Records from a collection:
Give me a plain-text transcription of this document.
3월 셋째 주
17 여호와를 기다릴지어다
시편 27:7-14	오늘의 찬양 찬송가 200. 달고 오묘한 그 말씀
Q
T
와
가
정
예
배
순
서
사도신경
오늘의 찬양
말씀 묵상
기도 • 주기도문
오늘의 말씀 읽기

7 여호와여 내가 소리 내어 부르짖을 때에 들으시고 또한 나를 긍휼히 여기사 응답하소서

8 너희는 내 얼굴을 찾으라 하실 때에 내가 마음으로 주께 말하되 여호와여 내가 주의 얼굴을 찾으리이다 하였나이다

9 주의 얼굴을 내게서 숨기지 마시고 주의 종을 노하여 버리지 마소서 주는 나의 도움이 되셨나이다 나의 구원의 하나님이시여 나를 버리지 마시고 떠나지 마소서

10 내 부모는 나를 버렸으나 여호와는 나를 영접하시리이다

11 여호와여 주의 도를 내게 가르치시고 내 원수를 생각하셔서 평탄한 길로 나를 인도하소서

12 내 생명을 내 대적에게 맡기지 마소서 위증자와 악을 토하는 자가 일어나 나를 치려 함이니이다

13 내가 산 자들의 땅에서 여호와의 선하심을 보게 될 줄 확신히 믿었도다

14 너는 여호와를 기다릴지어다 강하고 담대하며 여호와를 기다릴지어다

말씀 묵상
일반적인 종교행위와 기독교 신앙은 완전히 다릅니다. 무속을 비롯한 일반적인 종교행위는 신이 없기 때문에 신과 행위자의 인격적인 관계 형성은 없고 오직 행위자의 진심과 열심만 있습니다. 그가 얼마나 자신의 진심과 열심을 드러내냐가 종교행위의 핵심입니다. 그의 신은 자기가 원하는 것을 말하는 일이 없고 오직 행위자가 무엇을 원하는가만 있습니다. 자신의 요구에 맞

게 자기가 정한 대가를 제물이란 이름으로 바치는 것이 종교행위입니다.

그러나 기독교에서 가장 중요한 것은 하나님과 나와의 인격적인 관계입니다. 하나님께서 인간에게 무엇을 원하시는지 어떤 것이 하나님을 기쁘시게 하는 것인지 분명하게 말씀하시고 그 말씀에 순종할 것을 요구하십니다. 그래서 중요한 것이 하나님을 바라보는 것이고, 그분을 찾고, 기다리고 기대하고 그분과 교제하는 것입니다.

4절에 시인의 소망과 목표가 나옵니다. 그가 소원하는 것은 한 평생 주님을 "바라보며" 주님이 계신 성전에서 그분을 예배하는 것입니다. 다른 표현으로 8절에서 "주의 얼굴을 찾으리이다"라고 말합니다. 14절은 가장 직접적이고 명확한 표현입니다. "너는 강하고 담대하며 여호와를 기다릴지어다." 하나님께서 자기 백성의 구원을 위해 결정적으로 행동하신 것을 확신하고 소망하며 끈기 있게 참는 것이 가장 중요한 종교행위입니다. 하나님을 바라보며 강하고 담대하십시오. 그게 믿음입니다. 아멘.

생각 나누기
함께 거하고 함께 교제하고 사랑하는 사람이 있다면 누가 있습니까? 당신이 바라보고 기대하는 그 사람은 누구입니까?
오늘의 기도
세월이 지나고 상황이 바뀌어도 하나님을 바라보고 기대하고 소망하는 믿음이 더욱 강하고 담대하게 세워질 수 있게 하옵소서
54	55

* _What is required_: Read through the entries and copy every line that includes "바라보고".

* _The answer_:
함께 거하고 함께 교제하고 사랑하는 사람이 있다면 누가 있습니까? 당신이 바라보고 기대하는 그 사람은 누구입니까?
세월이 지나고 상황이 바뀌어도 하나님을 바라보고 기대하고 소망하는 믿음이 더욱 강하고 담대하게 세워질 수 있게 하옵소서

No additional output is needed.